Work to do: List the lines of this listing that hold the word "Pulse".
►
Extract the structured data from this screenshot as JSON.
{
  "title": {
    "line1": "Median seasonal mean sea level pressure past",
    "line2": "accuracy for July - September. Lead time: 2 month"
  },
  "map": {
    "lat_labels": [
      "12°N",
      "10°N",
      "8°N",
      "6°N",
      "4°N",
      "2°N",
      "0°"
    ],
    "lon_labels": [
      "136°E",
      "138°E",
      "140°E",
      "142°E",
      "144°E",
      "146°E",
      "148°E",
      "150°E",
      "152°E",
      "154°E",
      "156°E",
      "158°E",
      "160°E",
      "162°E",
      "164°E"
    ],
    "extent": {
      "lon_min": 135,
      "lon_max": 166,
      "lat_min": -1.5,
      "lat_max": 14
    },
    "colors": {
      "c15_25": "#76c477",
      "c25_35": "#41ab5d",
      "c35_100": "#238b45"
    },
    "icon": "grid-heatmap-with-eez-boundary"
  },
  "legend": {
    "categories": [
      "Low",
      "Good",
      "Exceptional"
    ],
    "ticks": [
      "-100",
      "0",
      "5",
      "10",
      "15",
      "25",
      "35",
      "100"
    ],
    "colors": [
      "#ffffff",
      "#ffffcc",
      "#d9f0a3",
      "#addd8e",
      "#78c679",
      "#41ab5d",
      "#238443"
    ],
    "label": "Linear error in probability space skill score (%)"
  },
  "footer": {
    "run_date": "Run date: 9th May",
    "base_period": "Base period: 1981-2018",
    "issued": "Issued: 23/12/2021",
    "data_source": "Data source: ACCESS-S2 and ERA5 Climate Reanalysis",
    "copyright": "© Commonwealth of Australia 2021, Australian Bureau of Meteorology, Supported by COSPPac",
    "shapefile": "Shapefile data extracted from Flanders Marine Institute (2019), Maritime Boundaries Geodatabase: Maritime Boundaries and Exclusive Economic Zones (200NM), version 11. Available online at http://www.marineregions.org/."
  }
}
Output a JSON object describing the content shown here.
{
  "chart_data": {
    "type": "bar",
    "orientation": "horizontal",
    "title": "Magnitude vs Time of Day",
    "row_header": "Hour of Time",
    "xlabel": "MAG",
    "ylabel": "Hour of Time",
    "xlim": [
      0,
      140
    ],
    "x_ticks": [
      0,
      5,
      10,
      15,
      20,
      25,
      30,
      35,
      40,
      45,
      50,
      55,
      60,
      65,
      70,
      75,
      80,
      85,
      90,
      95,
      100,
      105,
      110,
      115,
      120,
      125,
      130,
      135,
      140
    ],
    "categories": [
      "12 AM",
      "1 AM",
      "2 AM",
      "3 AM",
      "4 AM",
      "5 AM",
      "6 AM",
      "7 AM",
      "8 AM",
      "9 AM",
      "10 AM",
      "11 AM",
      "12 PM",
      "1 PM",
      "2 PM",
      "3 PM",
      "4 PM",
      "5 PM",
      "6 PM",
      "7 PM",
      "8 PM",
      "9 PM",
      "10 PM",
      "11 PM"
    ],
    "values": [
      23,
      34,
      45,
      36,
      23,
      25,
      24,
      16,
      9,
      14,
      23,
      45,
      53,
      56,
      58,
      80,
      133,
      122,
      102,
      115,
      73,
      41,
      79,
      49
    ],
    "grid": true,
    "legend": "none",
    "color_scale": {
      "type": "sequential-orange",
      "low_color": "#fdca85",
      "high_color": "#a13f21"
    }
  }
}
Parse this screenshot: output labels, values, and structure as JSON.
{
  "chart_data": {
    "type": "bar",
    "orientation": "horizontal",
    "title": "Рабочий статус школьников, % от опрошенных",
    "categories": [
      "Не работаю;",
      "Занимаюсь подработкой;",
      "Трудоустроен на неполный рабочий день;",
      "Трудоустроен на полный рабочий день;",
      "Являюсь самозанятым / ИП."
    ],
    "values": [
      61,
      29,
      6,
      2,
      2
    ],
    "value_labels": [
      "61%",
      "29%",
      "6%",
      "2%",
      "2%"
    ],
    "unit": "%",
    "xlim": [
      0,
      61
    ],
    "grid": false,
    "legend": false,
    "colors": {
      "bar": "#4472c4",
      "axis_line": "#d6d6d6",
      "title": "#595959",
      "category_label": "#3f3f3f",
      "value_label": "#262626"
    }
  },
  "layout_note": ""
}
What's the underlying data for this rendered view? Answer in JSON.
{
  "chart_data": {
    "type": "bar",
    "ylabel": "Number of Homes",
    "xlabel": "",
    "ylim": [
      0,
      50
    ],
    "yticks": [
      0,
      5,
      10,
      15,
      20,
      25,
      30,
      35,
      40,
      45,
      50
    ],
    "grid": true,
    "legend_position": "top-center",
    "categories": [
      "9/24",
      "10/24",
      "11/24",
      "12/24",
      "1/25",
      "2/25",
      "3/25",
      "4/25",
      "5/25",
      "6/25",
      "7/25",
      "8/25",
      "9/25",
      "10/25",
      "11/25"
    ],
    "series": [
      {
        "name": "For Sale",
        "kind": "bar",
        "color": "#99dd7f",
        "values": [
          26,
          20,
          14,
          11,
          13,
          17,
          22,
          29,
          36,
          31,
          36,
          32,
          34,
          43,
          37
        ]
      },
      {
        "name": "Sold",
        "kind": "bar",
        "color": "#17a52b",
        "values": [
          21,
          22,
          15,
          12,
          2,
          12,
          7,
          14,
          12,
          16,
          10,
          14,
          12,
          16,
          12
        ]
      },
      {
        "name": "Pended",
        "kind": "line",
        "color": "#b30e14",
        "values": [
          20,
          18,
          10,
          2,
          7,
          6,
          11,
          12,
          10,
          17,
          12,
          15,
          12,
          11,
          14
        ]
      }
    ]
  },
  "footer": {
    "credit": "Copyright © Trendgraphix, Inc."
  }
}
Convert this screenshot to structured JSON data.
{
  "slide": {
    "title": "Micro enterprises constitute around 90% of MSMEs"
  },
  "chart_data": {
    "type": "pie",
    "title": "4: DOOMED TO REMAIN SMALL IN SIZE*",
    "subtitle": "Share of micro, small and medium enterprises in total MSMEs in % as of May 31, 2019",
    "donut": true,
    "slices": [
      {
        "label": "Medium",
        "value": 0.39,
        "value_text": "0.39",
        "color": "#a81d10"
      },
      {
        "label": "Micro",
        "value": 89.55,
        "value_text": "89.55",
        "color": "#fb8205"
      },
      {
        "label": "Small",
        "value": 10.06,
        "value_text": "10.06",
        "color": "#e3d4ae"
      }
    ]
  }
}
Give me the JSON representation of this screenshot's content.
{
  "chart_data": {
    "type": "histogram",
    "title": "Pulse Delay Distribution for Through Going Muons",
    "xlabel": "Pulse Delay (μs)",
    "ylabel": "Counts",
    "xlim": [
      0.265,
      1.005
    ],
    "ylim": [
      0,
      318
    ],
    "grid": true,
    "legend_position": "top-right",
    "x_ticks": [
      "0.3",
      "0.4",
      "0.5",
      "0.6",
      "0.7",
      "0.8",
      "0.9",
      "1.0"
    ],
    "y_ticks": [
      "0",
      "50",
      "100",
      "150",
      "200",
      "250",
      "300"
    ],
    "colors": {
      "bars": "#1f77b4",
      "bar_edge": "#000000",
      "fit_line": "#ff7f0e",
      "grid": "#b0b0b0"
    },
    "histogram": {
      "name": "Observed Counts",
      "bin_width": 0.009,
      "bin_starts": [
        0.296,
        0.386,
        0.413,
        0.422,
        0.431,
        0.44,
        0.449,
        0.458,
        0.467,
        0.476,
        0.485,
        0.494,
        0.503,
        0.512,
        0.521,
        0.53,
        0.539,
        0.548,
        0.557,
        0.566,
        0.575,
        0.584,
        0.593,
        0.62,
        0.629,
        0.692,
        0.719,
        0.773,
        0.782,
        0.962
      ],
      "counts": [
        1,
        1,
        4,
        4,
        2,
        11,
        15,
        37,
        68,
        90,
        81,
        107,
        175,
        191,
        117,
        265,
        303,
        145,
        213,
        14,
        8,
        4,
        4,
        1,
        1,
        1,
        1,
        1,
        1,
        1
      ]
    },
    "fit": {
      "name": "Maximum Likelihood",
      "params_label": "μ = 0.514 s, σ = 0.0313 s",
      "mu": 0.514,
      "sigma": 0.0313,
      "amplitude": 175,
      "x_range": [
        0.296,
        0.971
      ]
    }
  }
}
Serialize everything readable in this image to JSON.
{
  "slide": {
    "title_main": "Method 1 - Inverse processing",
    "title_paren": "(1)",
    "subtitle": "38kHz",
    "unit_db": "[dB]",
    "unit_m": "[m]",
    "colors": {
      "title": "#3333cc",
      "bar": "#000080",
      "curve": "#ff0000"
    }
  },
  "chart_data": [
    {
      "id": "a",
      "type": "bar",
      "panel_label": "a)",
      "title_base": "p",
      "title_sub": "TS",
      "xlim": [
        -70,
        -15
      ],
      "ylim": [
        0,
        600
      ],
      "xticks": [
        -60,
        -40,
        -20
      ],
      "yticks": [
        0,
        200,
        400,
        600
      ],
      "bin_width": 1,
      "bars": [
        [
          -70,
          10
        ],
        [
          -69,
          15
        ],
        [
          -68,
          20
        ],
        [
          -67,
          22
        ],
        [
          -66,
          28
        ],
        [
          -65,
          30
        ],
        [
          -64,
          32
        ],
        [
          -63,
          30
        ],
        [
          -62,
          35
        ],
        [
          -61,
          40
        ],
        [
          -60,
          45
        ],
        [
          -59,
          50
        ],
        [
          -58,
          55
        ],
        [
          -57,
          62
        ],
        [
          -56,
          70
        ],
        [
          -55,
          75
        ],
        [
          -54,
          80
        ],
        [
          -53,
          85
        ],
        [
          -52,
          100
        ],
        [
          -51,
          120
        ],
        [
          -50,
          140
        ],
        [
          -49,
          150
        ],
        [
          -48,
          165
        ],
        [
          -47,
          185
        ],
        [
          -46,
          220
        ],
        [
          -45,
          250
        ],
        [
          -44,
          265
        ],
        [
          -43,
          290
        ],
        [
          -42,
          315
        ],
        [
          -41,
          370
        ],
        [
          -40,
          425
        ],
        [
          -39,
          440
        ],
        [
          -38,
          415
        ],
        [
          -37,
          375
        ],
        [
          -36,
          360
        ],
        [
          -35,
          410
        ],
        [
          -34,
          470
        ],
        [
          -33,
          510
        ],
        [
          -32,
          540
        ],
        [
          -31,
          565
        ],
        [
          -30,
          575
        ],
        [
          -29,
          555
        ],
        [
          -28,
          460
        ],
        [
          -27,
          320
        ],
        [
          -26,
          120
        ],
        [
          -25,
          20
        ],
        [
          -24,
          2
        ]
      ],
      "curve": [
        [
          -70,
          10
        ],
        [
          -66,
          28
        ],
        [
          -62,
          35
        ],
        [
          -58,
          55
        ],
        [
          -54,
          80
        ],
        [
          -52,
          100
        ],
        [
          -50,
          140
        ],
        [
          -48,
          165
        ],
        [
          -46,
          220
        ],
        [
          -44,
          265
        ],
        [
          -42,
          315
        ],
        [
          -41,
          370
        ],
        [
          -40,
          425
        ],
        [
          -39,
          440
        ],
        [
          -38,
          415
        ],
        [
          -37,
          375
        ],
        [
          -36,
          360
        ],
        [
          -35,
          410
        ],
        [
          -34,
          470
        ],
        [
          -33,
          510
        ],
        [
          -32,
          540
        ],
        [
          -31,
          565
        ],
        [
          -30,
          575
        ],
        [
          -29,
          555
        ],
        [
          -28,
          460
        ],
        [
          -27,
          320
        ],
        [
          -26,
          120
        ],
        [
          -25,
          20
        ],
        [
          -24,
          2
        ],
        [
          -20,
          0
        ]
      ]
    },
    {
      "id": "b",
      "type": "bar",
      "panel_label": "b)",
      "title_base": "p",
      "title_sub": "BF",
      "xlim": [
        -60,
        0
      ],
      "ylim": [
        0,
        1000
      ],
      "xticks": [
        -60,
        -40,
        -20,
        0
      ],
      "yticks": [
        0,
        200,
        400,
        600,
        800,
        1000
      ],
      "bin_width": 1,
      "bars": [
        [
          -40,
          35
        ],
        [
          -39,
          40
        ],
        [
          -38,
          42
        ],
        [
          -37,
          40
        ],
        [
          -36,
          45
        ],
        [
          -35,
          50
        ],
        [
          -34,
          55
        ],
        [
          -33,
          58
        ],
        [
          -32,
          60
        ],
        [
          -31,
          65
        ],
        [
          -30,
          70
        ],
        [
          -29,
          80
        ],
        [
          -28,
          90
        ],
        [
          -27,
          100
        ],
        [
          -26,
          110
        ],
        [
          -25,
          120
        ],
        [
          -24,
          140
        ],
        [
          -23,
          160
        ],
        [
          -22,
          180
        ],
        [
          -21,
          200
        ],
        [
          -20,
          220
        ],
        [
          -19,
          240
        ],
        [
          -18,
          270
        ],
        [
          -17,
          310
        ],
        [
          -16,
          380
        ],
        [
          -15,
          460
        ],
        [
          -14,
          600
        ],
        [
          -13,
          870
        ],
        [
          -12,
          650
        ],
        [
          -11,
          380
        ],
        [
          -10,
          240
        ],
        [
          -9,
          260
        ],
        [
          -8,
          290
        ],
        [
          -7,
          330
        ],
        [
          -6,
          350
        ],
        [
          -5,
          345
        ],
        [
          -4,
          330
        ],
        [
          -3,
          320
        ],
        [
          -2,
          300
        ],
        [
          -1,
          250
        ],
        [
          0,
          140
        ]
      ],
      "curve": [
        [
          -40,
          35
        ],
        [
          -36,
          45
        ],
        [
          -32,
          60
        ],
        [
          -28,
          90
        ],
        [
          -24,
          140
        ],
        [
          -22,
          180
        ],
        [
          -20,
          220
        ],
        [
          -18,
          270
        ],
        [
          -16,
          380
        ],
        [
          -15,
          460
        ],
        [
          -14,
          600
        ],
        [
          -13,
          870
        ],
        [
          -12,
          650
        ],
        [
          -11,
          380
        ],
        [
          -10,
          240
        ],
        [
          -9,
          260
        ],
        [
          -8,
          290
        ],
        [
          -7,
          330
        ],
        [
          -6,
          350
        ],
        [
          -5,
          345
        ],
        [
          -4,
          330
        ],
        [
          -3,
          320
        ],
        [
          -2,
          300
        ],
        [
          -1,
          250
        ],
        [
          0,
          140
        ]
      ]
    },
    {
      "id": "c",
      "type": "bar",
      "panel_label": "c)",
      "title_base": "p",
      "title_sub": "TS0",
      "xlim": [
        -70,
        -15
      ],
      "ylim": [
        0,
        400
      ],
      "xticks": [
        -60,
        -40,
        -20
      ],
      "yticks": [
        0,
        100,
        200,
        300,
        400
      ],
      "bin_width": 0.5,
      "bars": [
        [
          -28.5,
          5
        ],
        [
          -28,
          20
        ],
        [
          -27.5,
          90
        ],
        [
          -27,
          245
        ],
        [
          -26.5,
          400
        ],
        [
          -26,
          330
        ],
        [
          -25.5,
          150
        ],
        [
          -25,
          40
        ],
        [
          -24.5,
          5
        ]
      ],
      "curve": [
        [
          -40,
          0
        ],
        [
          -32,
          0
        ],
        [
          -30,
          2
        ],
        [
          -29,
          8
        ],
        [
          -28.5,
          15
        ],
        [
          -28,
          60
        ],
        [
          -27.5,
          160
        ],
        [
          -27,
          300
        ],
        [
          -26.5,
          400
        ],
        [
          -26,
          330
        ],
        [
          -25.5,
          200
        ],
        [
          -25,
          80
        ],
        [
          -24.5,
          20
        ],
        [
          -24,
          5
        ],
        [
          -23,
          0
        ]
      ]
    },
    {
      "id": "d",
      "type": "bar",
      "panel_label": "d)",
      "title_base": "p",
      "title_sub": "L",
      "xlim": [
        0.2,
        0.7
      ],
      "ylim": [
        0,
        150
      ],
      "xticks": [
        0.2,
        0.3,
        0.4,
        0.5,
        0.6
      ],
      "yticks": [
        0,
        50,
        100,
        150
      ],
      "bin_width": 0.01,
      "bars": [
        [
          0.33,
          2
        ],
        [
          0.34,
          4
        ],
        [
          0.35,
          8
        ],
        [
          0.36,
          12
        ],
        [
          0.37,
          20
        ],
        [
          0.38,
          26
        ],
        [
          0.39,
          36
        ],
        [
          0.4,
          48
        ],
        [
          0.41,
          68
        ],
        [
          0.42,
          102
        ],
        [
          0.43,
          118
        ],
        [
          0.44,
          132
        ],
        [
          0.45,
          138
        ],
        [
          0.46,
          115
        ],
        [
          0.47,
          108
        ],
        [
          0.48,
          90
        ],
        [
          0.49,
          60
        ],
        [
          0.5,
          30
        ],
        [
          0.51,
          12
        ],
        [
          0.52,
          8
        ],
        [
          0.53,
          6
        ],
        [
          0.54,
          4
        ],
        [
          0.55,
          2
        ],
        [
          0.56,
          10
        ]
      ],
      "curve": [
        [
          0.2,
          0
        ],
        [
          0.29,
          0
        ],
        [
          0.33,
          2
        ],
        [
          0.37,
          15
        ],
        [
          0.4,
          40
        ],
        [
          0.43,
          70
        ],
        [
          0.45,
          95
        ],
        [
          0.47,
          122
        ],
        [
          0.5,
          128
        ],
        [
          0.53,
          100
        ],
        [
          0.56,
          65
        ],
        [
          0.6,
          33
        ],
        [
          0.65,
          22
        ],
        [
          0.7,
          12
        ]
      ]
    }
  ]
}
◄
Result of the task:
    "title": "Pulse Delay Distribution for Through Going Muons",
    "xlabel": "Pulse Delay (μs)",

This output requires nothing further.